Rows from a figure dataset
_ _ _ _

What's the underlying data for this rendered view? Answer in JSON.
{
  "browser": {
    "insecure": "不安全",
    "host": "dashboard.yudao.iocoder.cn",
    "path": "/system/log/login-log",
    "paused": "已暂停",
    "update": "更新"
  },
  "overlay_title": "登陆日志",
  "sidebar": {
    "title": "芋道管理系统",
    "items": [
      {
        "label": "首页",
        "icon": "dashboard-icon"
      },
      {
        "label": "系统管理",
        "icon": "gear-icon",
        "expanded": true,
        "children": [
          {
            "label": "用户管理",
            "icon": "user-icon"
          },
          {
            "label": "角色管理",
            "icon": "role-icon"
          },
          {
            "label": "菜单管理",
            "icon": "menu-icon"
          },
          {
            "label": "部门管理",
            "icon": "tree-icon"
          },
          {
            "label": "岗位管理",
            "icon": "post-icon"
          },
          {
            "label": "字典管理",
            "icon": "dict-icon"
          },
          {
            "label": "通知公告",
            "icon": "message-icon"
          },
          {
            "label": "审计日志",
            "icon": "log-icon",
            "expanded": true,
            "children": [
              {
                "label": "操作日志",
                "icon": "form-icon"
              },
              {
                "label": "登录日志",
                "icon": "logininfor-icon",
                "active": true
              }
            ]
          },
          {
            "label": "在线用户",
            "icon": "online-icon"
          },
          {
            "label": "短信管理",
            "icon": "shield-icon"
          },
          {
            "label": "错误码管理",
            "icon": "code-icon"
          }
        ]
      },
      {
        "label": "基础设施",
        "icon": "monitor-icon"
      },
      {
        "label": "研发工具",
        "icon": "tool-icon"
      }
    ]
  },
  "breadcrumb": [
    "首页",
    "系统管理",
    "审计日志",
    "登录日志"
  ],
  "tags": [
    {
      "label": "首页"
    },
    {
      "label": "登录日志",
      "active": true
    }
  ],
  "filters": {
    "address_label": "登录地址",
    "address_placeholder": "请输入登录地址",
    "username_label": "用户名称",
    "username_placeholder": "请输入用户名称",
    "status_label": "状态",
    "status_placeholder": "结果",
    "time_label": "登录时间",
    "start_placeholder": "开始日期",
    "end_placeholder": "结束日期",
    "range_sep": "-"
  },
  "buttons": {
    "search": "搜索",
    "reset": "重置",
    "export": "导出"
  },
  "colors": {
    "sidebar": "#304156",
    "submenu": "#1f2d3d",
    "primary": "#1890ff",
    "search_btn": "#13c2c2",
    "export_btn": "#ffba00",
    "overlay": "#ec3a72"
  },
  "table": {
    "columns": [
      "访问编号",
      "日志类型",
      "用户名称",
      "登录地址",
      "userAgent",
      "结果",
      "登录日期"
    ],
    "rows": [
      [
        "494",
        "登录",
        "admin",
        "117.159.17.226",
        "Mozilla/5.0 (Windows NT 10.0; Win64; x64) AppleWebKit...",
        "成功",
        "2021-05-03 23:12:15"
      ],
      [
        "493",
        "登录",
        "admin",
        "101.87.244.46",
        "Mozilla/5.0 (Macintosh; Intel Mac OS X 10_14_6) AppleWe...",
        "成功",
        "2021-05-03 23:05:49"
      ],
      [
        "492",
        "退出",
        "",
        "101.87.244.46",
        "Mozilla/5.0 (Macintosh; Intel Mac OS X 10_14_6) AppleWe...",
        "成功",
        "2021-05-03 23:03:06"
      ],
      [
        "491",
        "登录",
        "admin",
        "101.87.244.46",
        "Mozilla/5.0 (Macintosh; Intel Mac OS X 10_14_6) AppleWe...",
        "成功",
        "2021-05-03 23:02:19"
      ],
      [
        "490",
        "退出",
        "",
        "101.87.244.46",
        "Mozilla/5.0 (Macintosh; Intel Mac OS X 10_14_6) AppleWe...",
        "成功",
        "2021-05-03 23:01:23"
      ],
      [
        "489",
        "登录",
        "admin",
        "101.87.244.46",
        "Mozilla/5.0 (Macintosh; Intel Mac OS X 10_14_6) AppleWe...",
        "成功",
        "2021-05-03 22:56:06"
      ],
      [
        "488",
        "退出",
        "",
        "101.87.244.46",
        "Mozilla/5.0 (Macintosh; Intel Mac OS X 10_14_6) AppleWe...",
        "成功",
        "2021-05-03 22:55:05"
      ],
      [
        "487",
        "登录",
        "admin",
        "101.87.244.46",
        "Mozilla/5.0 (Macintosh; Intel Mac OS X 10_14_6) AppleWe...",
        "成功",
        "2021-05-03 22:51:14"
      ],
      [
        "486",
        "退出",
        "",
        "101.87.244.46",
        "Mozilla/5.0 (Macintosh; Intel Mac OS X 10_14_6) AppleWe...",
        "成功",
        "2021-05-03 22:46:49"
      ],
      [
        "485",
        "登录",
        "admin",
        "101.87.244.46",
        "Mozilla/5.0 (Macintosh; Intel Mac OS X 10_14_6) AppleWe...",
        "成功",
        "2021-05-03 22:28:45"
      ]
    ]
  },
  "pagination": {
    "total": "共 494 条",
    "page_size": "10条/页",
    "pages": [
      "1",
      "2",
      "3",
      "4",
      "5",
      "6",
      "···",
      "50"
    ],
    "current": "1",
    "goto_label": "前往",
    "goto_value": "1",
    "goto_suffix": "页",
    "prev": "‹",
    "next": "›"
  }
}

_ _ _ _

### Short problem
Write down all the entries again without a single difference.

### Output
What's the underlying data for this rendered view? Answer in JSON.
{
  "browser": {
    "insecure": "不安全",
    "host": "dashboard.yudao.iocoder.cn",
    "path": "/system/log/login-log",
    "paused": "已暂停",
    "update": "更新"
  },
  "overlay_title": "登陆日志",
  "sidebar": {
    "title": "芋道管理系统",
    "items": [
      {
        "label": "首页",
        "icon": "dashboard-icon"
      },
      {
        "label": "系统管理",
        "icon": "gear-icon",
        "expanded": true,
        "children": [
          {
            "label": "用户管理",
            "icon": "user-icon"
          },
          {
            "label": "角色管理",
            "icon": "role-icon"
          },
          {
            "label": "菜单管理",
            "icon": "menu-icon"
          },
          {
            "label": "部门管理",
            "icon": "tree-icon"
          },
          {
            "label": "岗位管理",
            "icon": "post-icon"
          },
          {
            "label": "字典管理",
            "icon": "dict-icon"
          },
          {
            "label": "通知公告",
            "icon": "message-icon"
          },
          {
            "label": "审计日志",
            "icon": "log-icon",
            "expanded": true,
            "children": [
              {
                "label": "操作日志",
                "icon": "form-icon"
              },
              {
                "label": "登录日志",
                "icon": "logininfor-icon",
                "active": true
              }
            ]
          },
          {
            "label": "在线用户",
            "icon": "online-icon"
          },
          {
            "label": "短信管理",
            "icon": "shield-icon"
          },
          {
            "label": "错误码管理",
            "icon": "code-icon"
          }
        ]
      },
      {
        "label": "基础设施",
        "icon": "monitor-icon"
      },
      {
        "label": "研发工具",
        "icon": "tool-icon"
      }
    ]
  },
  "breadcrumb": [
    "首页",
    "系统管理",
    "审计日志",
    "登录日志"
  ],
  "tags": [
    {
      "label": "首页"
    },
    {
      "label": "登录日志",
      "active": true
    }
  ],
  "filters": {
    "address_label": "登录地址",
    "address_placeholder": "请输入登录地址",
    "username_label": "用户名称",
    "username_placeholder": "请输入用户名称",
    "status_label": "状态",
    "status_placeholder": "结果",
    "time_label": "登录时间",
    "start_placeholder": "开始日期",
    "end_placeholder": "结束日期",
    "range_sep": "-"
  },
  "buttons": {
    "search": "搜索",
    "reset": "重置",
    "export": "导出"
  },
  "colors": {
    "sidebar": "#304156",
    "submenu": "#1f2d3d",
    "primary": "#1890ff",
    "search_btn": "#13c2c2",
    "export_btn": "#ffba00",
    "overlay": "#ec3a72"
  },
  "table": {
    "columns": [
      "访问编号",
      "日志类型",
      "用户名称",
      "登录地址",
      "userAgent",
      "结果",
      "登录日期"
    ],
    "rows": [
      [
        "494",
        "登录",
        "admin",
        "117.159.17.226",
        "Mozilla/5.0 (Windows NT 10.0; Win64; x64) AppleWebKit...",
        "成功",
        "2021-05-03 23:12:15"
      ],
      [
        "493",
        "登录",
        "admin",
        "101.87.244.46",
        "Mozilla/5.0 (Macintosh; Intel Mac OS X 10_14_6) AppleWe...",
        "成功",
        "2021-05-03 23:05:49"
      ],
      [
        "492",
        "退出",
        "",
        "101.87.244.46",
        "Mozilla/5.0 (Macintosh; Intel Mac OS X 10_14_6) AppleWe...",
        "成功",
        "2021-05-03 23:03:06"
      ],
      [
        "491",
        "登录",
        "admin",
        "101.87.244.46",
        "Mozilla/5.0 (Macintosh; Intel Mac OS X 10_14_6) AppleWe...",
        "成功",
        "2021-05-03 23:02:19"
      ],
      [
        "490",
        "退出",
        "",
        "101.87.244.46",
        "Mozilla/5.0 (Macintosh; Intel Mac OS X 10_14_6) AppleWe...",
        "成功",
        "2021-05-03 23:01:23"
      ],
      [
        "489",
        "登录",
        "admin",
        "101.87.244.46",
        "Mozilla/5.0 (Macintosh; Intel Mac OS X 10_14_6) AppleWe...",
        "成功",
        "2021-05-03 22:56:06"
      ],
      [
        "488",
        "退出",
        "",
        "101.87.244.46",
        "Mozilla/5.0 (Macintosh; Intel Mac OS X 10_14_6) AppleWe...",
        "成功",
        "2021-05-03 22:55:05"
      ],
      [
        "487",
        "登录",
        "admin",
        "101.87.244.46",
        "Mozilla/5.0 (Macintosh; Intel Mac OS X 10_14_6) AppleWe...",
        "成功",
        "2021-05-03 22:51:14"
      ],
      [
        "486",
        "退出",
        "",
        "101.87.244.46",
        "Mozilla/5.0 (Macintosh; Intel Mac OS X 10_14_6) AppleWe...",
        "成功",
        "2021-05-03 22:46:49"
      ],
      [
        "485",
        "登录",
        "admin",
        "101.87.244.46",
        "Mozilla/5.0 (Macintosh; Intel Mac OS X 10_14_6) AppleWe...",
        "成功",
        "2021-05-03 22:28:45"
      ]
    ]
  },
  "pagination": {
    "total": "共 494 条",
    "page_size": "10条/页",
    "pages": [
      "1",
      "2",
      "3",
      "4",
      "5",
      "6",
      "···",
      "50"
    ],
    "current": "1",
    "goto_label": "前往",
    "goto_value": "1",
    "goto_suffix": "页",
    "prev": "‹",
    "next": "›"
  }
}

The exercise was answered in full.